[START OF Given information]

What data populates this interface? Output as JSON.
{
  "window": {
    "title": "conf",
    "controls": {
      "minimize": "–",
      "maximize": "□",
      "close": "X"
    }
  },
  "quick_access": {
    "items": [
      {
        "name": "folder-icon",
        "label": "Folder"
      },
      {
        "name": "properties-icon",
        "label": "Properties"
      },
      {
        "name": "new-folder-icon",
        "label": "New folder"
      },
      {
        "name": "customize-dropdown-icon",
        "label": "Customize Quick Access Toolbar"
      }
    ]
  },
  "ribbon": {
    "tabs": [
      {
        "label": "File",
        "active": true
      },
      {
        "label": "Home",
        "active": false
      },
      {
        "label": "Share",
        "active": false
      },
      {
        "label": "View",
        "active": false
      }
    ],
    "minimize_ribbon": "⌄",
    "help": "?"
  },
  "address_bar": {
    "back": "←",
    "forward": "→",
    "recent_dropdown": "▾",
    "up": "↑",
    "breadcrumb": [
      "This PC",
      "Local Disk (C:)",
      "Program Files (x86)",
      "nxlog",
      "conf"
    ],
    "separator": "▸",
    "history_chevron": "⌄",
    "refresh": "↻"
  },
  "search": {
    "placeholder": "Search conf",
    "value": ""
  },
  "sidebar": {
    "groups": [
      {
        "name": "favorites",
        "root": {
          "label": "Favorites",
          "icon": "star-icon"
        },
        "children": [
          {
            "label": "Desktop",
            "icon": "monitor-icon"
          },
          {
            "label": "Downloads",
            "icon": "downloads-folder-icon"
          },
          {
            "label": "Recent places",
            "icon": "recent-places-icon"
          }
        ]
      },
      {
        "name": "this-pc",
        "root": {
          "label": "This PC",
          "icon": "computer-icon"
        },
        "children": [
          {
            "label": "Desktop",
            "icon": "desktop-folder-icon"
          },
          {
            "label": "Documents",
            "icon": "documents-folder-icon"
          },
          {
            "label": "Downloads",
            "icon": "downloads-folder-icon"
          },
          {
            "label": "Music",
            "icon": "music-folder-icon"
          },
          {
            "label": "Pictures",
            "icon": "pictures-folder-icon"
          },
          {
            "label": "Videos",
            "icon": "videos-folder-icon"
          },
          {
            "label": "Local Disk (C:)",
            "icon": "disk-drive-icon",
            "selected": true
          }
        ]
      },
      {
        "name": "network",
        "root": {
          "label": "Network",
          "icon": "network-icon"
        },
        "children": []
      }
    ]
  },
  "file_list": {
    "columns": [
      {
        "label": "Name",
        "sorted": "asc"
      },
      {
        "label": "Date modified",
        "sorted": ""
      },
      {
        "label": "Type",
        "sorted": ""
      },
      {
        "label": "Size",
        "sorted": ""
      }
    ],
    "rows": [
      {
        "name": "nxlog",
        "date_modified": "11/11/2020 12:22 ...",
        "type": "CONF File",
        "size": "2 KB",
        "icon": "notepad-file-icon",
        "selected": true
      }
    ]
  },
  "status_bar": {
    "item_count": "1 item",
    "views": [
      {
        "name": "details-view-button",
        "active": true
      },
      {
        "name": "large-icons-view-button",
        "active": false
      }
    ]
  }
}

[END OF Given information]

Please repeat the listing above in full and exactly.

What data populates this interface? Output as JSON.
{
  "window": {
    "title": "conf",
    "controls": {
      "minimize": "–",
      "maximize": "□",
      "close": "X"
    }
  },
  "quick_access": {
    "items": [
      {
        "name": "folder-icon",
        "label": "Folder"
      },
      {
        "name": "properties-icon",
        "label": "Properties"
      },
      {
        "name": "new-folder-icon",
        "label": "New folder"
      },
      {
        "name": "customize-dropdown-icon",
        "label": "Customize Quick Access Toolbar"
      }
    ]
  },
  "ribbon": {
    "tabs": [
      {
        "label": "File",
        "active": true
      },
      {
        "label": "Home",
        "active": false
      },
      {
        "label": "Share",
        "active": false
      },
      {
        "label": "View",
        "active": false
      }
    ],
    "minimize_ribbon": "⌄",
    "help": "?"
  },
  "address_bar": {
    "back": "←",
    "forward": "→",
    "recent_dropdown": "▾",
    "up": "↑",
    "breadcrumb": [
      "This PC",
      "Local Disk (C:)",
      "Program Files (x86)",
      "nxlog",
      "conf"
    ],
    "separator": "▸",
    "history_chevron": "⌄",
    "refresh": "↻"
  },
  "search": {
    "placeholder": "Search conf",
    "value": ""
  },
  "sidebar": {
    "groups": [
      {
        "name": "favorites",
        "root": {
          "label": "Favorites",
          "icon": "star-icon"
        },
        "children": [
          {
            "label": "Desktop",
            "icon": "monitor-icon"
          },
          {
            "label": "Downloads",
            "icon": "downloads-folder-icon"
          },
          {
            "label": "Recent places",
            "icon": "recent-places-icon"
          }
        ]
      },
      {
        "name": "this-pc",
        "root": {
          "label": "This PC",
          "icon": "computer-icon"
        },
        "children": [
          {
            "label": "Desktop",
            "icon": "desktop-folder-icon"
          },
          {
            "label": "Documents",
            "icon": "documents-folder-icon"
          },
          {
            "label": "Downloads",
            "icon": "downloads-folder-icon"
          },
          {
            "label": "Music",
            "icon": "music-folder-icon"
          },
          {
            "label": "Pictures",
            "icon": "pictures-folder-icon"
          },
          {
            "label": "Videos",
            "icon": "videos-folder-icon"
          },
          {
            "label": "Local Disk (C:)",
            "icon": "disk-drive-icon",
            "selected": true
          }
        ]
      },
      {
        "name": "network",
        "root": {
          "label": "Network",
          "icon": "network-icon"
        },
        "children": []
      }
    ]
  },
  "file_list": {
    "columns": [
      {
        "label": "Name",
        "sorted": "asc"
      },
      {
        "label": "Date modified",
        "sorted": ""
      },
      {
        "label": "Type",
        "sorted": ""
      },
      {
        "label": "Size",
        "sorted": ""
      }
    ],
    "rows": [
      {
        "name": "nxlog",
        "date_modified": "11/11/2020 12:22 ...",
        "type": "CONF File",
        "size": "2 KB",
        "icon": "notepad-file-icon",
        "selected": true
      }
    ]
  },
  "status_bar": {
    "item_count": "1 item",
    "views": [
      {
        "name": "details-view-button",
        "active": true
      },
      {
        "name": "large-icons-view-button",
        "active": false
      }
    ]
  }
}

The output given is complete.